:: Given records ::
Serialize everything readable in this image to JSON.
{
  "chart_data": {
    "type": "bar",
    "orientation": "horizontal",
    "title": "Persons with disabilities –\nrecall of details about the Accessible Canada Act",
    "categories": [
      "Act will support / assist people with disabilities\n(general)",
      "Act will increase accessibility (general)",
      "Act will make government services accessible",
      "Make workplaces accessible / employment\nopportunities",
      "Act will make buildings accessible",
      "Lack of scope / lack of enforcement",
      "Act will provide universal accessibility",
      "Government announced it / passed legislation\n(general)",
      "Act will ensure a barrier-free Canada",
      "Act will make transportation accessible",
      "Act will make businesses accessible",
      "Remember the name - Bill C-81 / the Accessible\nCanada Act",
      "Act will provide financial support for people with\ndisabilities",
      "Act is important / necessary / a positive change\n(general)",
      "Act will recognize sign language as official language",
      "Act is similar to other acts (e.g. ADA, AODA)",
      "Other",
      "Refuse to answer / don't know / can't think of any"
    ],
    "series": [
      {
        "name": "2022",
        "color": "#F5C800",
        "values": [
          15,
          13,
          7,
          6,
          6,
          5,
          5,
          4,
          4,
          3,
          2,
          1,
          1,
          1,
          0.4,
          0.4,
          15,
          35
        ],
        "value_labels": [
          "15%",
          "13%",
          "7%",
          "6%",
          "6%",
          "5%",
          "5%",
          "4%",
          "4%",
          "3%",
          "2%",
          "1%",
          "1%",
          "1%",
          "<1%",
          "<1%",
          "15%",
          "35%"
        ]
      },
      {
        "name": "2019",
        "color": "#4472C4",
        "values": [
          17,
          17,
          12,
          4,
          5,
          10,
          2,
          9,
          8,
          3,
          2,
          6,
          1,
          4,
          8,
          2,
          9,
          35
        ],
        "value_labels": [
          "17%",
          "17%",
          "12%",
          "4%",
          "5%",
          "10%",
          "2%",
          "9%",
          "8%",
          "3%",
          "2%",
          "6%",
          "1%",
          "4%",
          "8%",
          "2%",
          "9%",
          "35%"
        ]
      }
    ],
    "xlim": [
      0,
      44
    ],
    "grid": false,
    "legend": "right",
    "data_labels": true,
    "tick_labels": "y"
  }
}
:::
Using the listing above, show every line that includes the string "will".

      "Act will support / assist people with disabilities\n(general)",
      "Act will increase accessibility (general)",
      "Act will make government services accessible",
      "Act will make buildings accessible",
      "Act will provide universal accessibility",
      "Act will ensure a barrier-free Canada",
      "Act will make transportation accessible",
      "Act will make businesses accessible",
      "Act will provide financial support for people with\ndisabilities",
      "Act will recognize sign language as official language",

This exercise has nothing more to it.